[start]

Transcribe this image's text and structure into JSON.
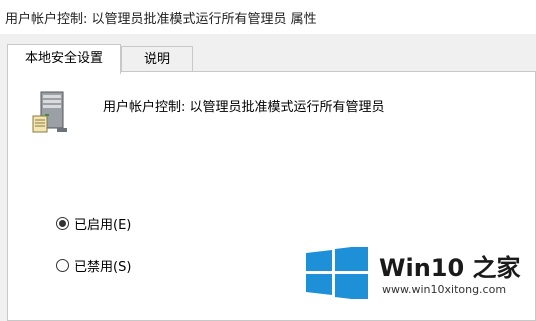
{
  "window": {
    "title": "用户帐户控制: 以管理员批准模式运行所有管理员 属性"
  },
  "tabs": [
    {
      "label": "本地安全设置",
      "active": true
    },
    {
      "label": "说明",
      "active": false
    }
  ],
  "policy": {
    "name": "用户帐户控制: 以管理员批准模式运行所有管理员",
    "icon": "server-computer-icon"
  },
  "options": [
    {
      "label": "已启用(E)",
      "selected": true
    },
    {
      "label": "已禁用(S)",
      "selected": false
    }
  ],
  "watermark": {
    "brand": "Win10 之家",
    "url": "www.win10xitong.com",
    "logo": "windows-logo-icon",
    "logo_color": "#1e90d8"
  },
  "colors": {
    "window_bg": "#f0f0f0",
    "panel_bg": "#ffffff",
    "border": "#c8c8c8"
  }
}
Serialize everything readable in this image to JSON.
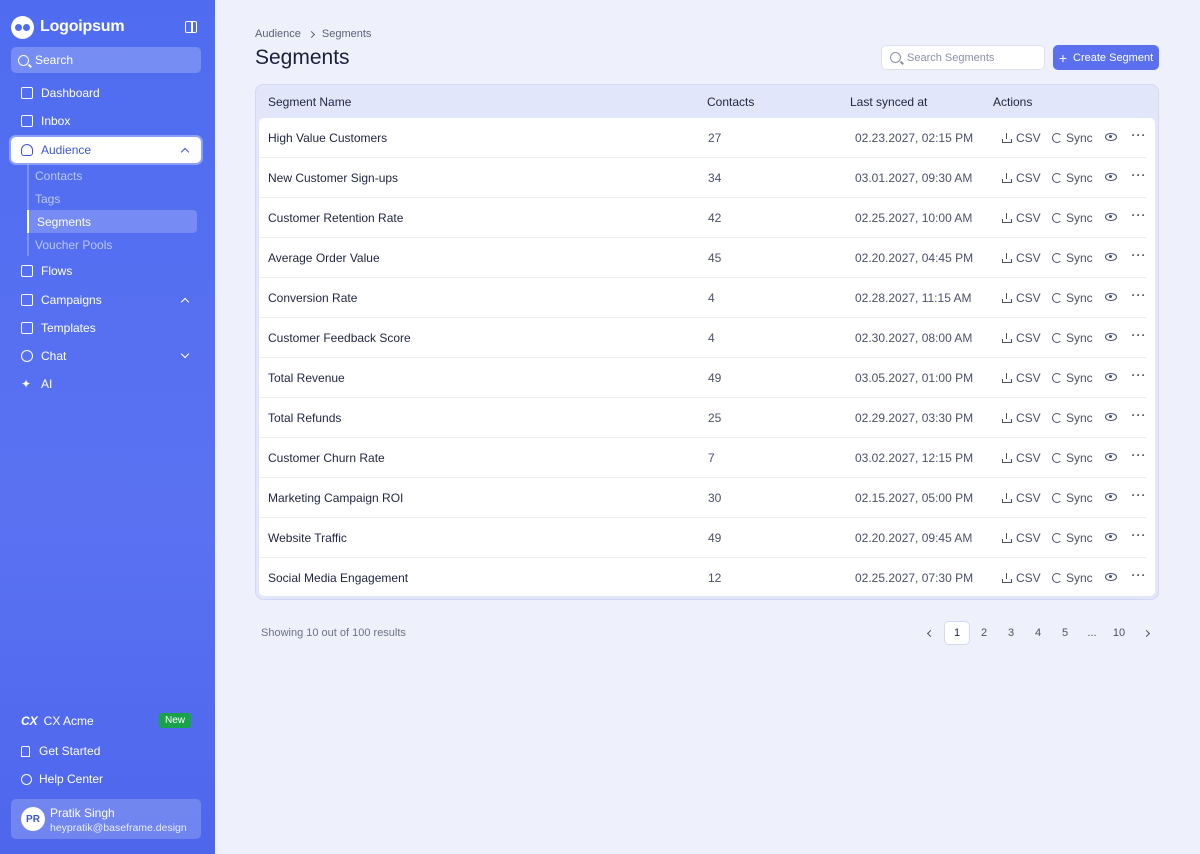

[end]

■ **WORK INSTRUCTIONS**: Reply with nothing but the number of lines in the data above that contain "image".

■ **REPLY TO THE TASK**: 2